-------- STORED DATA

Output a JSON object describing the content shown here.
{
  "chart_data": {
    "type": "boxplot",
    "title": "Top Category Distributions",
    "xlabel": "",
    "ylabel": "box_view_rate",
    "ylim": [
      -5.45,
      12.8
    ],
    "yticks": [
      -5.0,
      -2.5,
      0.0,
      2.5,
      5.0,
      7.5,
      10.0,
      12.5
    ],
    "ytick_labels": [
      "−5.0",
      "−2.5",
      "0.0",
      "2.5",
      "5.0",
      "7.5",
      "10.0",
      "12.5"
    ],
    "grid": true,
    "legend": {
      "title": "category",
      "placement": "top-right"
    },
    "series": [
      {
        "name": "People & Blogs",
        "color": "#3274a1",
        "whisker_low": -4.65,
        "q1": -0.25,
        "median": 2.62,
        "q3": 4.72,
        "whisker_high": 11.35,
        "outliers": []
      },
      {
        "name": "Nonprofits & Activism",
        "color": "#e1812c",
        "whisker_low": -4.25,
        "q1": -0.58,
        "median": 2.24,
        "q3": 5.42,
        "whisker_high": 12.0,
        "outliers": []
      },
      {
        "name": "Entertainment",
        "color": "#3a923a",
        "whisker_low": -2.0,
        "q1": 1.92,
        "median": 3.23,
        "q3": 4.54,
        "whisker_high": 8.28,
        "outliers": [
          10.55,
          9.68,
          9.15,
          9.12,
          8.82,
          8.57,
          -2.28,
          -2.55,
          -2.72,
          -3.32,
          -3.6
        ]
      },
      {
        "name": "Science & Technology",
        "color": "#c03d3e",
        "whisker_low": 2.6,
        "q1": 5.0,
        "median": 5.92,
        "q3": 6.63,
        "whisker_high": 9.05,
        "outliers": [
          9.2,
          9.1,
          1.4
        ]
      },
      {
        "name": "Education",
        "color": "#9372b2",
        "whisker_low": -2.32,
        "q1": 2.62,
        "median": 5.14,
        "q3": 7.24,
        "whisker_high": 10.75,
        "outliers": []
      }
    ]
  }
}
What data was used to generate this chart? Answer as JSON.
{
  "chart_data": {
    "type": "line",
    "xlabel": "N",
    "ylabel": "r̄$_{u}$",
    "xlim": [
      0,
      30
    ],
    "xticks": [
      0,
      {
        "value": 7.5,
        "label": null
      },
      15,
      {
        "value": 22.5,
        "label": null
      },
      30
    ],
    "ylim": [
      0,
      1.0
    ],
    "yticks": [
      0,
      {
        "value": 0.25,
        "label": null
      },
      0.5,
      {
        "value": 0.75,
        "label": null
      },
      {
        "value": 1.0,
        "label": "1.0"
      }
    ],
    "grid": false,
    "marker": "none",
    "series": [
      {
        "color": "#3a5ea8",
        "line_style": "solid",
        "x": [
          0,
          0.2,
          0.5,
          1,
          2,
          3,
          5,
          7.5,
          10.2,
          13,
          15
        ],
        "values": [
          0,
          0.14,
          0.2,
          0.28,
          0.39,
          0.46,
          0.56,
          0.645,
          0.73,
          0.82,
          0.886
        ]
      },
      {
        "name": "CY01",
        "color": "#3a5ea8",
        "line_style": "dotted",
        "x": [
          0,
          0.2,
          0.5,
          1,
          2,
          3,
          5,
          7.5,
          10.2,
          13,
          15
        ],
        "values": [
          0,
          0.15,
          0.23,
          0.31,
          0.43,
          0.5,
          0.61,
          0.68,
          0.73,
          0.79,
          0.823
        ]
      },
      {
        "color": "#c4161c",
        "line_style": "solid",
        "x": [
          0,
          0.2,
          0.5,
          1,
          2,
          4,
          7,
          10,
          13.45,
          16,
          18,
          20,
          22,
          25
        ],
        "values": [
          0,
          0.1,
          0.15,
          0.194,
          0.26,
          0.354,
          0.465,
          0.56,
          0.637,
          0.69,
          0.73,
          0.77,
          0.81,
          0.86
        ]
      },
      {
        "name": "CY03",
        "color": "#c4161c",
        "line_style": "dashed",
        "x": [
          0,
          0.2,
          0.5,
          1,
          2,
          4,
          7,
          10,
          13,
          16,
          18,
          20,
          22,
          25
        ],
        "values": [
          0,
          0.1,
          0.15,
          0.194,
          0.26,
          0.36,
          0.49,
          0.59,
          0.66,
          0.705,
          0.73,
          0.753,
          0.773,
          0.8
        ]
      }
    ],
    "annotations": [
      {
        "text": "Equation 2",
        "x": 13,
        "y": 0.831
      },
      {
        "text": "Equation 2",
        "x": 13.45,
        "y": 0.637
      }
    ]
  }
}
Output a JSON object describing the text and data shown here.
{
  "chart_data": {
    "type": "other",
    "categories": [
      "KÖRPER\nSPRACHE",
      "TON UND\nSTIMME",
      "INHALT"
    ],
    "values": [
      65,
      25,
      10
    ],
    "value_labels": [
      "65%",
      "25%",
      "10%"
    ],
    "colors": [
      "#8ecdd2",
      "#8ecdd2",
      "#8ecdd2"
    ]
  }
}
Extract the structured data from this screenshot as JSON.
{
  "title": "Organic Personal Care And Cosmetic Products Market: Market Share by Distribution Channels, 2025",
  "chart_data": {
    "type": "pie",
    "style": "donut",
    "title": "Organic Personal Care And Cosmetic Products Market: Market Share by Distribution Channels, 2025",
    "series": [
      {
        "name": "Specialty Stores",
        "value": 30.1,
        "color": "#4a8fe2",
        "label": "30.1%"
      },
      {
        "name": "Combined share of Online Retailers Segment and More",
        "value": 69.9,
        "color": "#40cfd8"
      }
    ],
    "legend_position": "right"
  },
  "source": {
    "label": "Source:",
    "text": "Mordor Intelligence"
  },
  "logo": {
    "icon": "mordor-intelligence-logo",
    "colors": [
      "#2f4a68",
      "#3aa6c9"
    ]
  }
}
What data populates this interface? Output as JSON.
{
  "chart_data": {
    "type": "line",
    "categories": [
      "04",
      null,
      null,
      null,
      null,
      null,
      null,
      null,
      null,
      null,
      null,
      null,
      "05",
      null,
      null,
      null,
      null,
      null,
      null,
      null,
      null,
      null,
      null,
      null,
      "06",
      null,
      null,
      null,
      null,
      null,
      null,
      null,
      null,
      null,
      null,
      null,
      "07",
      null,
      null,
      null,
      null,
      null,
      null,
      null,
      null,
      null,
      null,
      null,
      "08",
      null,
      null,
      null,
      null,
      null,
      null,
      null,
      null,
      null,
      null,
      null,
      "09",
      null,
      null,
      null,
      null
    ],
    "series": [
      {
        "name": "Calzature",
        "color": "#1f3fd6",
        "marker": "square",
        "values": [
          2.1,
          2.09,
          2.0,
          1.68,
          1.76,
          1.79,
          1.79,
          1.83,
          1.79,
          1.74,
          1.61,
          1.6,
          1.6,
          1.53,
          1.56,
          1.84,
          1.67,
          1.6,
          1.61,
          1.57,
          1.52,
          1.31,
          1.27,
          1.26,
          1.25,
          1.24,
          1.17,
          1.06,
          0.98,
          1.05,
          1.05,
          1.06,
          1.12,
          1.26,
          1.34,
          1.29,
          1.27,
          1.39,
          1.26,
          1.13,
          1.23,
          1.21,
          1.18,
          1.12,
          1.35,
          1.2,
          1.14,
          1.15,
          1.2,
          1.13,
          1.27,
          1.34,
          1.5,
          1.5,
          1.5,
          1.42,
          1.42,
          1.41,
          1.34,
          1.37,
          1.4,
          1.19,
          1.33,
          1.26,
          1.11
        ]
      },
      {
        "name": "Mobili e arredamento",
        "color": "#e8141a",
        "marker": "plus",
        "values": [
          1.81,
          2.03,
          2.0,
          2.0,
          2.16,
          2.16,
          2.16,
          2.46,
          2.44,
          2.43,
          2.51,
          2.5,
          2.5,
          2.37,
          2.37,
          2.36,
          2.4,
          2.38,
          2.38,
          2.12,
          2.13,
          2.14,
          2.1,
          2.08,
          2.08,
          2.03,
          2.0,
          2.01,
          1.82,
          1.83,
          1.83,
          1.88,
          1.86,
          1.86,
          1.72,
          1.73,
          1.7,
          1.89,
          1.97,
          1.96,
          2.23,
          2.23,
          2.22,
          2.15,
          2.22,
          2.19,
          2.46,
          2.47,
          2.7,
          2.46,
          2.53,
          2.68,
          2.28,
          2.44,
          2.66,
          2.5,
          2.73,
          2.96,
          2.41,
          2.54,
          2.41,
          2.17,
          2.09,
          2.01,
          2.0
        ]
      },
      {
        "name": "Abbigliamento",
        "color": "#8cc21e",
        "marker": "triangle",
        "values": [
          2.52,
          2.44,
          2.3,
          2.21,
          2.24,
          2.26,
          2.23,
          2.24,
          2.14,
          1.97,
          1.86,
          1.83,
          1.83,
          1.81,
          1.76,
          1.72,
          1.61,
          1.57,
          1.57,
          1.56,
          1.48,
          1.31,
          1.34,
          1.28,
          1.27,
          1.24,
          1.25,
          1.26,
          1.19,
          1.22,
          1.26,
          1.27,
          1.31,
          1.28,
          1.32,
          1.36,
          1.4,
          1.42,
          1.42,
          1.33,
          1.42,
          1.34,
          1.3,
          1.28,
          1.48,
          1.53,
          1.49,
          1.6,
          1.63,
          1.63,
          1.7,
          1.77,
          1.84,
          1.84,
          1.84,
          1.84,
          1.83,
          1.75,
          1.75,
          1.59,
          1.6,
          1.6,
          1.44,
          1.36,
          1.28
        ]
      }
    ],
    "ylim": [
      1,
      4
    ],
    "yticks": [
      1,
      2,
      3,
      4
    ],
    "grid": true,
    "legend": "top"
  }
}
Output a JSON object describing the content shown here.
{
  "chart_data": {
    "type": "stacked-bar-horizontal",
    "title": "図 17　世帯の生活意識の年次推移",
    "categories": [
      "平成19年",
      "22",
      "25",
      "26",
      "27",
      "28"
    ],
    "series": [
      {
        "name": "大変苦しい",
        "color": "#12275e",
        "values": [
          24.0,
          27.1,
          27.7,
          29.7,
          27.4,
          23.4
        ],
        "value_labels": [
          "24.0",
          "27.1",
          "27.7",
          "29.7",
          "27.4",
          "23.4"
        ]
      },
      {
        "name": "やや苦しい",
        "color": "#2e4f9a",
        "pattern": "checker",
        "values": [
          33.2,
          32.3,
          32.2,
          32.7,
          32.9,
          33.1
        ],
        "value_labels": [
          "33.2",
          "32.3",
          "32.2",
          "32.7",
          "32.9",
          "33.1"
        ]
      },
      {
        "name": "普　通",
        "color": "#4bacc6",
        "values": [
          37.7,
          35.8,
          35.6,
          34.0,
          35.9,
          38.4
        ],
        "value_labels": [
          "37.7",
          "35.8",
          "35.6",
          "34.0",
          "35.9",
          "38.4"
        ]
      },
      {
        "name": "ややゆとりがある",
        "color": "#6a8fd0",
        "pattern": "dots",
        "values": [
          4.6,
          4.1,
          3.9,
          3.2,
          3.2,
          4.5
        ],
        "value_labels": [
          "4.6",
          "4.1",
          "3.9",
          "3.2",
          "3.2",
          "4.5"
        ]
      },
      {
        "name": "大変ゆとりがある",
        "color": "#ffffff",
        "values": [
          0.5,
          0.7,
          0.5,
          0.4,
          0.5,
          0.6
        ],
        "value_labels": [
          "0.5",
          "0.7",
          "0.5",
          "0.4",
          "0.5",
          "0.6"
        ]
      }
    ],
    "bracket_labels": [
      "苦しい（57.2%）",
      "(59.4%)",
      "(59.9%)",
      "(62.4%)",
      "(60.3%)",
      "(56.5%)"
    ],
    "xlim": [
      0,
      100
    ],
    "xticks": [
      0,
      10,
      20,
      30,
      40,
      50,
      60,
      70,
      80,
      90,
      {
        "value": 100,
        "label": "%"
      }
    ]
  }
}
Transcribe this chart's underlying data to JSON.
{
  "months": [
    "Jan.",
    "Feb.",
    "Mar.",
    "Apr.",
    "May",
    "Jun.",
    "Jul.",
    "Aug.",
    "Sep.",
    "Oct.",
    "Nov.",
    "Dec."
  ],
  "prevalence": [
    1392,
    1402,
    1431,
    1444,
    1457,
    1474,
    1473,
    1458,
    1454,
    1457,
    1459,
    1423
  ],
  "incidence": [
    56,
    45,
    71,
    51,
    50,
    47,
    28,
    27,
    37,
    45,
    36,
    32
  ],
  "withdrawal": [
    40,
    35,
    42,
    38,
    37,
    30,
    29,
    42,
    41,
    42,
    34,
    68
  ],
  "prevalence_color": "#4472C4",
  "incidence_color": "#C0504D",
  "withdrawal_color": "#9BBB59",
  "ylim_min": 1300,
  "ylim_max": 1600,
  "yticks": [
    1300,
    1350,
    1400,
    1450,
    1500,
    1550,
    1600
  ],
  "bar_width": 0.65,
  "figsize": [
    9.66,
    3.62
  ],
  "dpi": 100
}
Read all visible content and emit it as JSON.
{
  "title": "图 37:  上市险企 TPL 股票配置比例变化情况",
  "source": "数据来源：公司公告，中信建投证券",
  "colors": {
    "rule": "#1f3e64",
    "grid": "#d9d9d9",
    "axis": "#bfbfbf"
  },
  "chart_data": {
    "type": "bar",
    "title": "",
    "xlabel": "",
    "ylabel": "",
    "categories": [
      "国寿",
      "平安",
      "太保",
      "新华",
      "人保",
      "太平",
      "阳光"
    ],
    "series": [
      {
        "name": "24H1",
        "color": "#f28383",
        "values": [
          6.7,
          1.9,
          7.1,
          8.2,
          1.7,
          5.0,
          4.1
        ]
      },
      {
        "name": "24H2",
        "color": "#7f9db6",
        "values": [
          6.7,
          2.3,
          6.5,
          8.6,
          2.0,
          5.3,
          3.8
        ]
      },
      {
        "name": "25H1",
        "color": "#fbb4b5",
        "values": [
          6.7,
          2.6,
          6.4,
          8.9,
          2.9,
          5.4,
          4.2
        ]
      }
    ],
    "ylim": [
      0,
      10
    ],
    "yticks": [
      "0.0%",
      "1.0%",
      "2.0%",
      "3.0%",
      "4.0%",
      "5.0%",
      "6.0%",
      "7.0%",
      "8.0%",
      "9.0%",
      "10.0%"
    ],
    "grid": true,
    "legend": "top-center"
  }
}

----------------

* STATED EXERCISE: Reply with the number of lines in the preceding entries that contain "Market", and no other words.

* SOLUTION FOR THIS TASK: 2